Data extracted from a collection ::
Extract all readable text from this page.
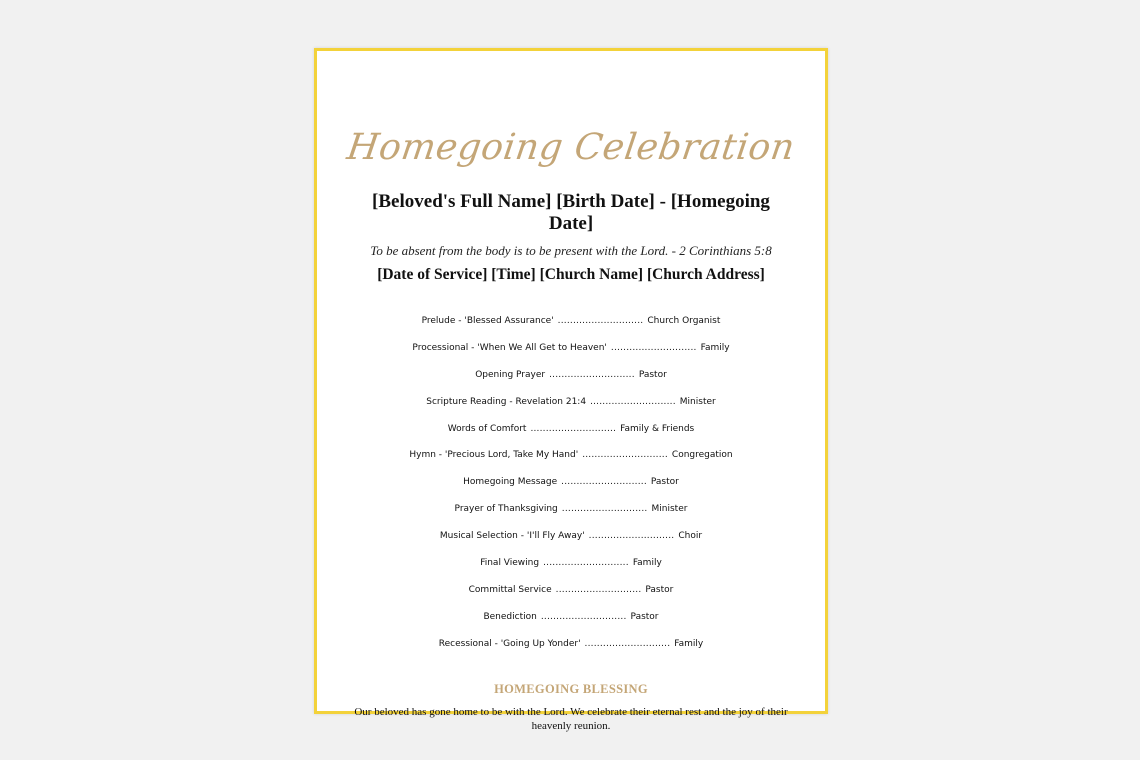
Homegoing Celebration
[Beloved's Full Name] [Birth Date] - [Homegoing Date]
To be absent from the body is to be present with the Lord. - 2 Corinthians 5:8
[Date of Service] [Time] [Church Name] [Church Address]
Prelude - 'Blessed Assurance' ............................ Church Organist
Processional - 'When We All Get to Heaven' ............................ Family
Opening Prayer ............................ Pastor
Scripture Reading - Revelation 21:4 ............................ Minister
Words of Comfort ............................ Family & Friends
Hymn - 'Precious Lord, Take My Hand' ............................ Congregation
Homegoing Message ............................ Pastor
Prayer of Thanksgiving ............................ Minister
Musical Selection - 'I'll Fly Away' ............................ Choir
Final Viewing ............................ Family
Committal Service ............................ Pastor
Benediction ............................ Pastor
Recessional - 'Going Up Yonder' ............................ Family
HOMEGOING BLESSING
Our beloved has gone home to be with the Lord. We celebrate their eternal rest and the joy of their heavenly reunion.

Exercise requirements :: Find the lines containing "Lord" and pull them out.

Output of the task ::
To be absent from the body is to be present with the Lord. - 2 Corinthians 5:8
Hymn - 'Precious Lord, Take My Hand' ............................ Congregation
Our beloved has gone home to be with the Lord. We celebrate their eternal rest and the joy of their heavenly reunion.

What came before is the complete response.